## Aim of the task:
Please transcribe the records precisely; pictures stay out of your copy.

[Dataset entries]
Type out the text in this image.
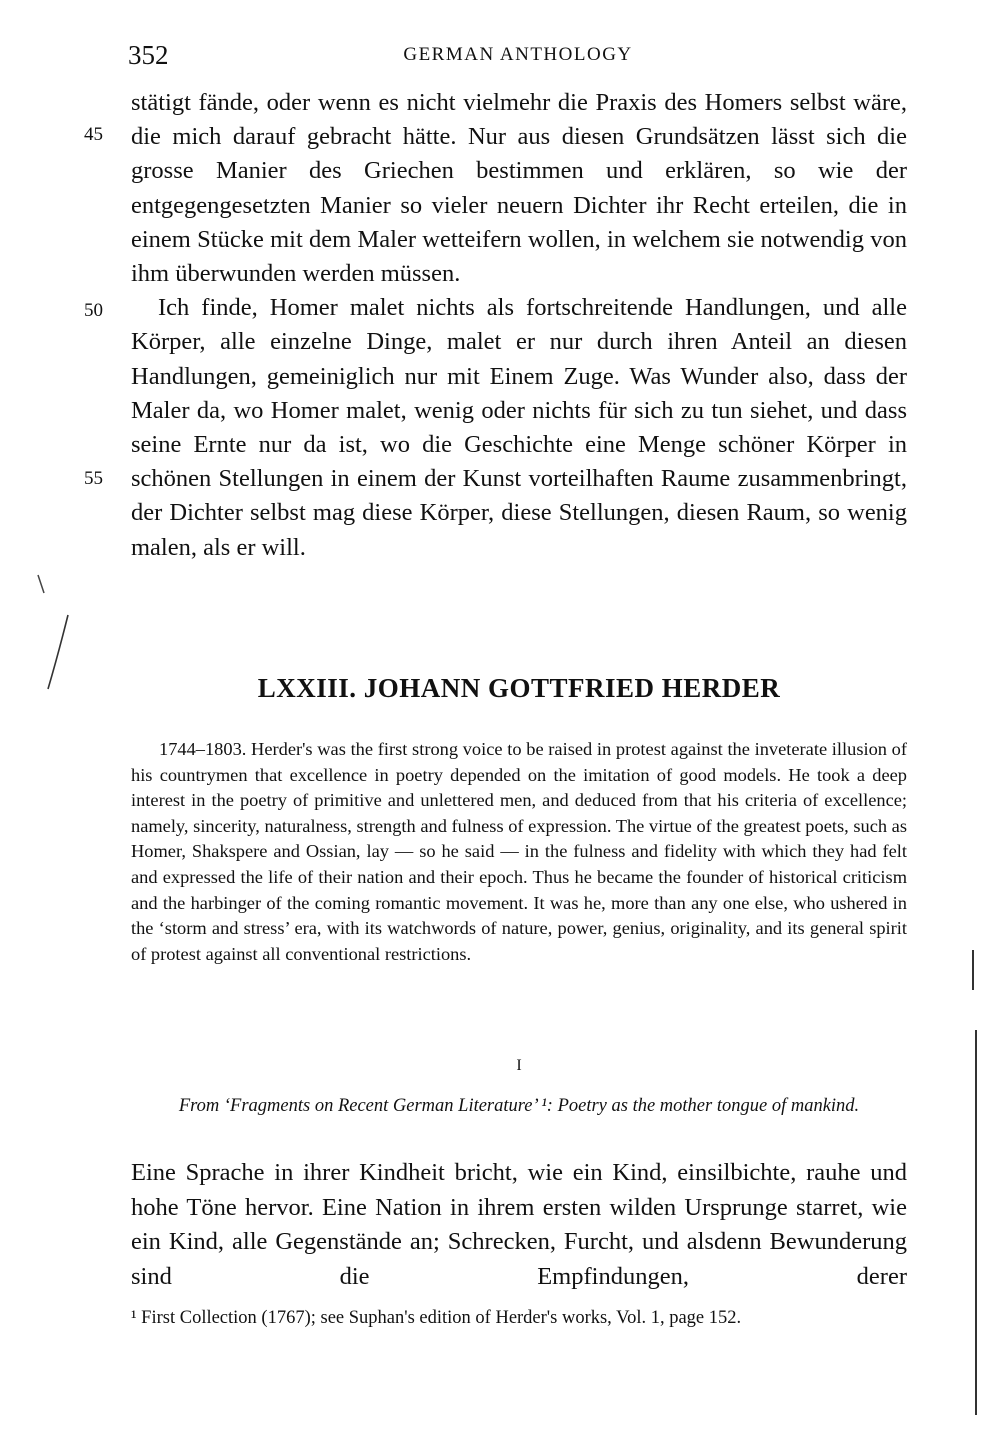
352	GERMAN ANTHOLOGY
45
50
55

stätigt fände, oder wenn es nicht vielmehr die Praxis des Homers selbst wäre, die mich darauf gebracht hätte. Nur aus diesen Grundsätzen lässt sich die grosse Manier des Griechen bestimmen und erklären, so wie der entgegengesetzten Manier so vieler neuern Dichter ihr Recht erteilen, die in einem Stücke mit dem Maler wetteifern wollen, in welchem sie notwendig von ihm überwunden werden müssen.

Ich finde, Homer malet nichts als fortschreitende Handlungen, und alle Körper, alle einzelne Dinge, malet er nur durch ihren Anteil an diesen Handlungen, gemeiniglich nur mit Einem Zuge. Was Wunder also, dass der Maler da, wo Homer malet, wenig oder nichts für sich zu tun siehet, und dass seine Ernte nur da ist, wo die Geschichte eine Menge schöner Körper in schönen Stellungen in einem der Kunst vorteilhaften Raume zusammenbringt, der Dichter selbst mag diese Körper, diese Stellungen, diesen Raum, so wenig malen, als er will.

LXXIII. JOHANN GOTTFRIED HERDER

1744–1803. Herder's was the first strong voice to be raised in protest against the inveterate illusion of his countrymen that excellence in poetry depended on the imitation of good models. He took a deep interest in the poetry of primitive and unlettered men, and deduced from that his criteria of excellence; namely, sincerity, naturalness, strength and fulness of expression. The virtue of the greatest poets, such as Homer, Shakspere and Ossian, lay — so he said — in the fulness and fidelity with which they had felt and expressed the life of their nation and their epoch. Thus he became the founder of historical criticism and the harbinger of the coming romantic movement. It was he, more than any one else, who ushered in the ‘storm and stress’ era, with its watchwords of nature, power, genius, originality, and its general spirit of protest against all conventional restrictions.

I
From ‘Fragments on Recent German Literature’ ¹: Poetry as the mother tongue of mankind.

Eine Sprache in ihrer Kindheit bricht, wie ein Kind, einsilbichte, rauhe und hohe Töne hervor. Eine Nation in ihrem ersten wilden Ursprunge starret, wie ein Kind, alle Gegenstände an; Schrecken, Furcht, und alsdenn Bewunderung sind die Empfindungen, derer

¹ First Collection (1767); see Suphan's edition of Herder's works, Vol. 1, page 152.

## Output for this task:
Type out the text in this image.
352	GERMAN ANTHOLOGY
45
50
55

stätigt fände, oder wenn es nicht vielmehr die Praxis des Homers selbst wäre, die mich darauf gebracht hätte. Nur aus diesen Grundsätzen lässt sich die grosse Manier des Griechen bestimmen und erklären, so wie der entgegengesetzten Manier so vieler neuern Dichter ihr Recht erteilen, die in einem Stücke mit dem Maler wetteifern wollen, in welchem sie notwendig von ihm überwunden werden müssen.

Ich finde, Homer malet nichts als fortschreitende Handlungen, und alle Körper, alle einzelne Dinge, malet er nur durch ihren Anteil an diesen Handlungen, gemeiniglich nur mit Einem Zuge. Was Wunder also, dass der Maler da, wo Homer malet, wenig oder nichts für sich zu tun siehet, und dass seine Ernte nur da ist, wo die Geschichte eine Menge schöner Körper in schönen Stellungen in einem der Kunst vorteilhaften Raume zusammenbringt, der Dichter selbst mag diese Körper, diese Stellungen, diesen Raum, so wenig malen, als er will.

LXXIII. JOHANN GOTTFRIED HERDER

1744–1803. Herder's was the first strong voice to be raised in protest against the inveterate illusion of his countrymen that excellence in poetry depended on the imitation of good models. He took a deep interest in the poetry of primitive and unlettered men, and deduced from that his criteria of excellence; namely, sincerity, naturalness, strength and fulness of expression. The virtue of the greatest poets, such as Homer, Shakspere and Ossian, lay — so he said — in the fulness and fidelity with which they had felt and expressed the life of their nation and their epoch. Thus he became the founder of historical criticism and the harbinger of the coming romantic movement. It was he, more than any one else, who ushered in the ‘storm and stress’ era, with its watchwords of nature, power, genius, originality, and its general spirit of protest against all conventional restrictions.

I
From ‘Fragments on Recent German Literature’ ¹: Poetry as the mother tongue of mankind.

Eine Sprache in ihrer Kindheit bricht, wie ein Kind, einsilbichte, rauhe und hohe Töne hervor. Eine Nation in ihrem ersten wilden Ursprunge starret, wie ein Kind, alle Gegenstände an; Schrecken, Furcht, und alsdenn Bewunderung sind die Empfindungen, derer

¹ First Collection (1767); see Suphan's edition of Herder's works, Vol. 1, page 152.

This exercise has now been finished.